**WORK TO BE COMPLETED:** In the records below, find each line containing the word "JSON" and copy it.

**PROVIDED MATERIAL:**

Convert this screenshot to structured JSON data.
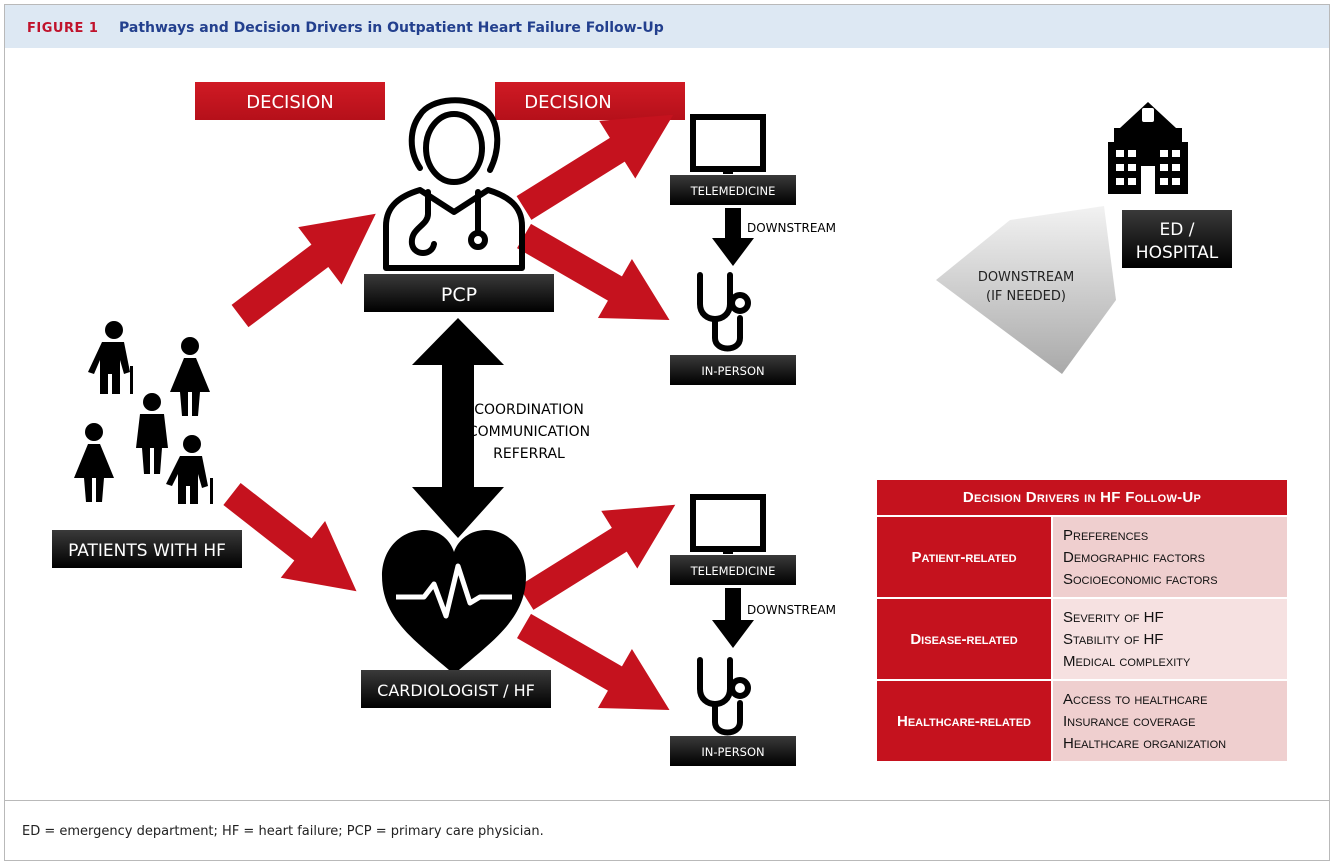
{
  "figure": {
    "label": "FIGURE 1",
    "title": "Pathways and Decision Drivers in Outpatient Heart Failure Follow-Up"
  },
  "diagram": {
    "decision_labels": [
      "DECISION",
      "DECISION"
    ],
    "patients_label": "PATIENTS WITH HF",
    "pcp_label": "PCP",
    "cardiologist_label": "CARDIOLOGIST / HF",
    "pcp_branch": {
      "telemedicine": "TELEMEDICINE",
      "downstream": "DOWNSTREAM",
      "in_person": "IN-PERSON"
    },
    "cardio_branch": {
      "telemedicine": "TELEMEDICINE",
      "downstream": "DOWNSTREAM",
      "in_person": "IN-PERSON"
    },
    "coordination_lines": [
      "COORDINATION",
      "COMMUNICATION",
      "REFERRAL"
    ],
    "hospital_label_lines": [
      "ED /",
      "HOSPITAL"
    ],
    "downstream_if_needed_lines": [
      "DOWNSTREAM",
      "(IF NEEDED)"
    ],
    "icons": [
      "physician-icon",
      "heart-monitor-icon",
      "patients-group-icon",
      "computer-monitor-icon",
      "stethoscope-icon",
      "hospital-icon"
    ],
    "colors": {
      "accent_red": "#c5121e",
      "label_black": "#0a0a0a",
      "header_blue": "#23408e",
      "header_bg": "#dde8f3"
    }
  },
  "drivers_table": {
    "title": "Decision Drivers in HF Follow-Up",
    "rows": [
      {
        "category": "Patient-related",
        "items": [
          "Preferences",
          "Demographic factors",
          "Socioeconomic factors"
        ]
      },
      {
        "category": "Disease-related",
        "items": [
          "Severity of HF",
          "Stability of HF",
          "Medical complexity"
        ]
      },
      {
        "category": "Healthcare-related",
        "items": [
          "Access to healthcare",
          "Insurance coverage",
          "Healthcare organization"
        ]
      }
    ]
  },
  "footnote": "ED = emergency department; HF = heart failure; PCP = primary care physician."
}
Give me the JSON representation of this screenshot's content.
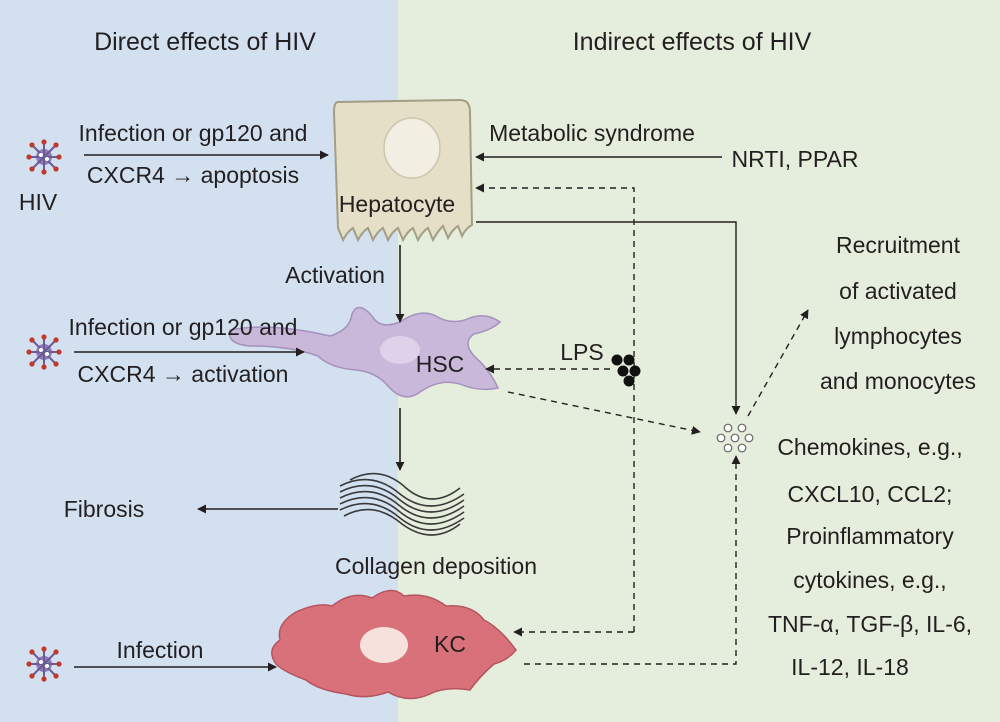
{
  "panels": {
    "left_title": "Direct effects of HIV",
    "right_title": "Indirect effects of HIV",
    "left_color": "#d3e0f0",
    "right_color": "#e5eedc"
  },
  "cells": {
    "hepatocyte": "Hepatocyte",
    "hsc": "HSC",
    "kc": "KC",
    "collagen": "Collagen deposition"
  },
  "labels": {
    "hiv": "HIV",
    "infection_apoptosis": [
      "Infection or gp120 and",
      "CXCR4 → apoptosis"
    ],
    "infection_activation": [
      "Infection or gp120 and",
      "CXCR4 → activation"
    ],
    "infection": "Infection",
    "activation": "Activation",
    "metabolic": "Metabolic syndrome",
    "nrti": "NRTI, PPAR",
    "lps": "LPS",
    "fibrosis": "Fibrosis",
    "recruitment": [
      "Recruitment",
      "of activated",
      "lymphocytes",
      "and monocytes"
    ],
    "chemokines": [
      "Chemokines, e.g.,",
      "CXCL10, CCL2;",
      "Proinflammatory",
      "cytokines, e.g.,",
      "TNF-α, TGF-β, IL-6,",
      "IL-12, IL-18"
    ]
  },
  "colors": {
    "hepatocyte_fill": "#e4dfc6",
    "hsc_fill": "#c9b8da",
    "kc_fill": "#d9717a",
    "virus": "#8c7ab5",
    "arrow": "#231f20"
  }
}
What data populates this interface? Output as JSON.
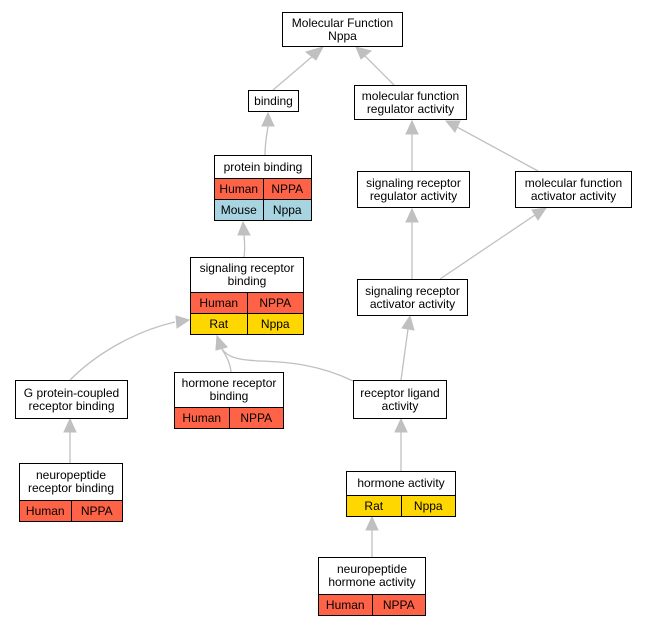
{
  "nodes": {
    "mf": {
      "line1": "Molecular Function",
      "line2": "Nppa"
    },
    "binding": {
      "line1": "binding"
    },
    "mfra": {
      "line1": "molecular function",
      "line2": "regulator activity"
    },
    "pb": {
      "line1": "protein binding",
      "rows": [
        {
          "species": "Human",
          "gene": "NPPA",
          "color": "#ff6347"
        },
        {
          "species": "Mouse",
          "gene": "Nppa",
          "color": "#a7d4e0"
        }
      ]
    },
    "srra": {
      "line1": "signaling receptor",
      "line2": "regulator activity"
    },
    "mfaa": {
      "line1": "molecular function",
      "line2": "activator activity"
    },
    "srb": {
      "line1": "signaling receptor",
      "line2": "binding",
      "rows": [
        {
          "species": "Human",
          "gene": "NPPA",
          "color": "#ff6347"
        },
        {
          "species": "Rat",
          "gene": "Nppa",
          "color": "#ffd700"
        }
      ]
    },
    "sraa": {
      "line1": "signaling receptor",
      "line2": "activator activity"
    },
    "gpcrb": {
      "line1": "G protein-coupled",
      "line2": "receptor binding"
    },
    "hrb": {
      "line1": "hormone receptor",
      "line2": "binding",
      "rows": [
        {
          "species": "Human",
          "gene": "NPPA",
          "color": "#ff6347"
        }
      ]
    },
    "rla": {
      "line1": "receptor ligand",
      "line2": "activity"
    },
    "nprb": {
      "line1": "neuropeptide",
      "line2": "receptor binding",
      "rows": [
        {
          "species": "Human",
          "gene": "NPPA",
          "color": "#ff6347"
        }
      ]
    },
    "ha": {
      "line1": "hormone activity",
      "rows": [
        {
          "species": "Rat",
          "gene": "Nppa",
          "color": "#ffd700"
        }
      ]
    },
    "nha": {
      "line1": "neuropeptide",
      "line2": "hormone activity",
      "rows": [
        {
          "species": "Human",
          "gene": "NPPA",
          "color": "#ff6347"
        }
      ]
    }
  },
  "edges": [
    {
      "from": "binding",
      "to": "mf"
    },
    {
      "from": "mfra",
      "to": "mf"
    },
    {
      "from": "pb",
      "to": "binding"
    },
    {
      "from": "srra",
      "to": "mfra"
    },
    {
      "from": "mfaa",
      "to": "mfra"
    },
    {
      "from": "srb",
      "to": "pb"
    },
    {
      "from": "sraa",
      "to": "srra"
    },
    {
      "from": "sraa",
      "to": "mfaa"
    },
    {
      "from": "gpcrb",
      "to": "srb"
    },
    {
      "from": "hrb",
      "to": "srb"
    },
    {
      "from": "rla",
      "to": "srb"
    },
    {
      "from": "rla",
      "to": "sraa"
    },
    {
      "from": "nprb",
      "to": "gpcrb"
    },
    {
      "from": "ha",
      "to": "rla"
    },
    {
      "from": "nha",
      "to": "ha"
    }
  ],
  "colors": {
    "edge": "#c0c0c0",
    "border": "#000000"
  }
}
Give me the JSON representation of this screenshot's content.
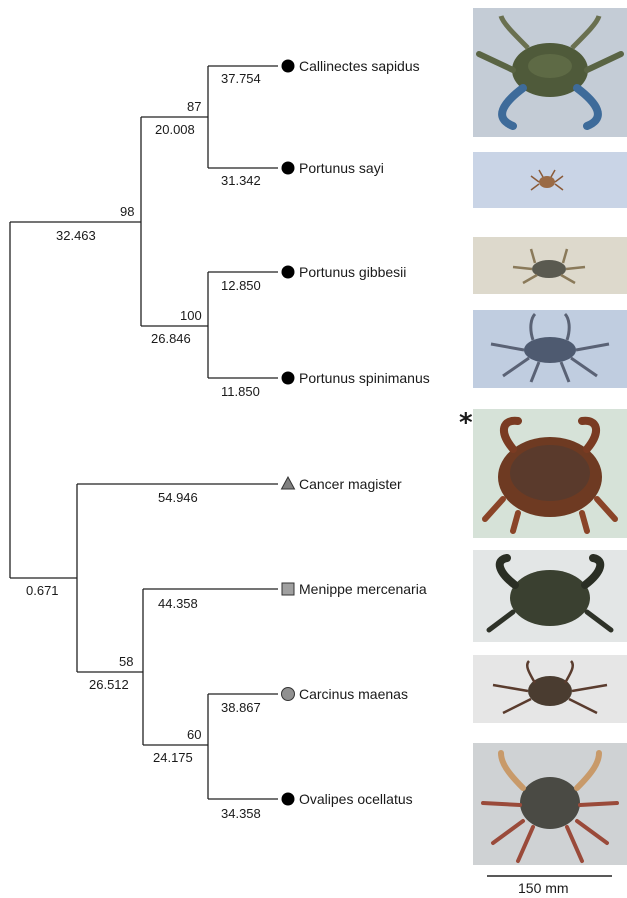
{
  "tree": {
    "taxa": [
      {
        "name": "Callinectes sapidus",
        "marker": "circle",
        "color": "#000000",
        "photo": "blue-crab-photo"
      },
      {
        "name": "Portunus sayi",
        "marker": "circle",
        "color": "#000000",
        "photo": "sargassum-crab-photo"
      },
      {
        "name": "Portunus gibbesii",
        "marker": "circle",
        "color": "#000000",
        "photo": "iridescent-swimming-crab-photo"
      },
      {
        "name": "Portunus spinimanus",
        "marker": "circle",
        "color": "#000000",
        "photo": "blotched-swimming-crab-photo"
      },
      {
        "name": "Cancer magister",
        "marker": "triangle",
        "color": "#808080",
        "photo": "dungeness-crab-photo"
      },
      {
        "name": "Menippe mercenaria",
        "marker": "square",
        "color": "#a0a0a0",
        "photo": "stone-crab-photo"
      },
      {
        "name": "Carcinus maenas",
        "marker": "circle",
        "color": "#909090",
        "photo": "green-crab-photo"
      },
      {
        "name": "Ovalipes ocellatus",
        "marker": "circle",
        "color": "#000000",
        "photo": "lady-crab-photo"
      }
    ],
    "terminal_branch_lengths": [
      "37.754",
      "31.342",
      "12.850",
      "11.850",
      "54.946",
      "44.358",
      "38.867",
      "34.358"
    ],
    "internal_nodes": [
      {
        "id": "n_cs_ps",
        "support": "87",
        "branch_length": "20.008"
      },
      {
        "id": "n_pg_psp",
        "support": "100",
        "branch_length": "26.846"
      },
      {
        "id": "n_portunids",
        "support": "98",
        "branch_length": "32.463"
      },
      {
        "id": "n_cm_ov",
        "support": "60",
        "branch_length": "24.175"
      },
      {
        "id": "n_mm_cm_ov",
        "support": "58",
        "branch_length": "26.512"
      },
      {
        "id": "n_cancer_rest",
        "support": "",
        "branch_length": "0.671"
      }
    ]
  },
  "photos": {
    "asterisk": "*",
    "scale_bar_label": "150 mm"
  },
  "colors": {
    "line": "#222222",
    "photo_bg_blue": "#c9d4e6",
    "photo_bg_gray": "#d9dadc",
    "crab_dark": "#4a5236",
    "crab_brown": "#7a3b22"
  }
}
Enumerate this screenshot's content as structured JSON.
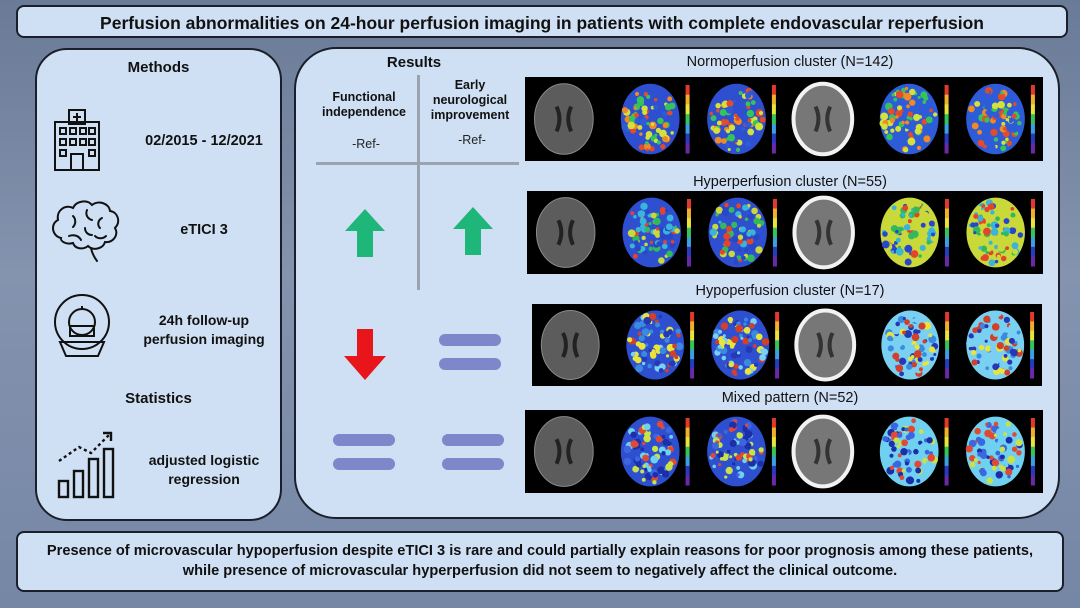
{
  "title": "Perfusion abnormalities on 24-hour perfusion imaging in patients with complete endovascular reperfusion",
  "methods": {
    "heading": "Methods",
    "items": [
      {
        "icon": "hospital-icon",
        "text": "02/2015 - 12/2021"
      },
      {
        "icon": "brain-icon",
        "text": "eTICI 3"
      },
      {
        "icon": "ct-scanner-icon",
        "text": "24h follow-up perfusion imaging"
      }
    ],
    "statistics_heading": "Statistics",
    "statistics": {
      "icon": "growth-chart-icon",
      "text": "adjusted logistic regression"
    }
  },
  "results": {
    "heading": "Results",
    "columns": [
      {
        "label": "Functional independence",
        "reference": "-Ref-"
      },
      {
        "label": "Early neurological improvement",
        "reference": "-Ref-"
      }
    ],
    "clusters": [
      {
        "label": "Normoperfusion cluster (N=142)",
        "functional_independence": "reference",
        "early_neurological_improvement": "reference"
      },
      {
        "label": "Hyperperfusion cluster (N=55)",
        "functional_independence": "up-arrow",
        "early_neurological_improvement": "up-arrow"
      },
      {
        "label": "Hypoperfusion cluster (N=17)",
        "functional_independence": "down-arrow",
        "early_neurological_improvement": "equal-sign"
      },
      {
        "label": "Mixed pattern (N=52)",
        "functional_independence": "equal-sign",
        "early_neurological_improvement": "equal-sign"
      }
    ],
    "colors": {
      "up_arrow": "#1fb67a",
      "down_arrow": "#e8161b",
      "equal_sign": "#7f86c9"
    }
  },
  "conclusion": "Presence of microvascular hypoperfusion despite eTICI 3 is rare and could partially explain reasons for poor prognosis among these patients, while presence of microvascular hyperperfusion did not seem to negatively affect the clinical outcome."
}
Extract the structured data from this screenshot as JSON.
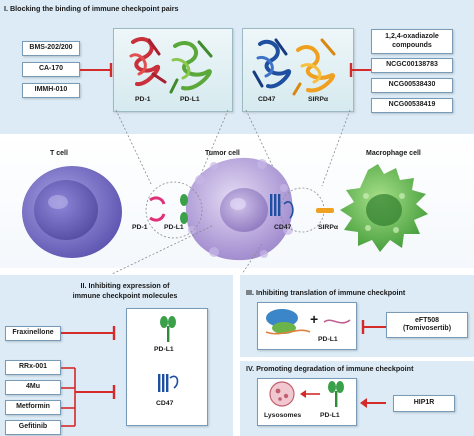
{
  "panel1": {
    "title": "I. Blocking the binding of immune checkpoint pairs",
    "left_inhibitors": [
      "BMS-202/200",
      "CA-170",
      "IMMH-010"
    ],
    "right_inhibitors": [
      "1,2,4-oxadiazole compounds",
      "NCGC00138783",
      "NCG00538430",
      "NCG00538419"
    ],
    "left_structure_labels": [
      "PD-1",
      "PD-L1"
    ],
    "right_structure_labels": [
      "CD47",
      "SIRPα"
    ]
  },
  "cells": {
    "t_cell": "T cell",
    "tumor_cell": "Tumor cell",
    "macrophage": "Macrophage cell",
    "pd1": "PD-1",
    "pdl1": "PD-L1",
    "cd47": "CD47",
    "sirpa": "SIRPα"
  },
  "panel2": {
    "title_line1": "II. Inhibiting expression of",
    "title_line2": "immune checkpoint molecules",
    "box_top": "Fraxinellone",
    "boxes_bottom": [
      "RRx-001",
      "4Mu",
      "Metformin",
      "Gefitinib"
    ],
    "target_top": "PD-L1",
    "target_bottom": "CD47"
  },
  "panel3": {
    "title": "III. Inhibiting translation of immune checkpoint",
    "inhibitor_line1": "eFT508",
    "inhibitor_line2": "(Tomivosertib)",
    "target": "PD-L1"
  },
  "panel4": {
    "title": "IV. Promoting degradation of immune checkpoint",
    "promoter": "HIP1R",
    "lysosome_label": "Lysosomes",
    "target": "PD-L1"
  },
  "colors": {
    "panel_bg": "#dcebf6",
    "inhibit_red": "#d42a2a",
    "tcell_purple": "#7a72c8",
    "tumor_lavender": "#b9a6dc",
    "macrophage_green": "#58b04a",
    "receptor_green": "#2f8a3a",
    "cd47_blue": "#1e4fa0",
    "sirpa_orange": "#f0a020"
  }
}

**SOLVED EXERCISE:**
Convert this screenshot to structured JSON data.
Give me the JSON representation of this screenshot's content.
What data populates this interface? Output as JSON.
Give me the JSON representation of this screenshot's content.
Enumerate this screenshot's content as structured JSON.
Extract the structured data from this screenshot as JSON.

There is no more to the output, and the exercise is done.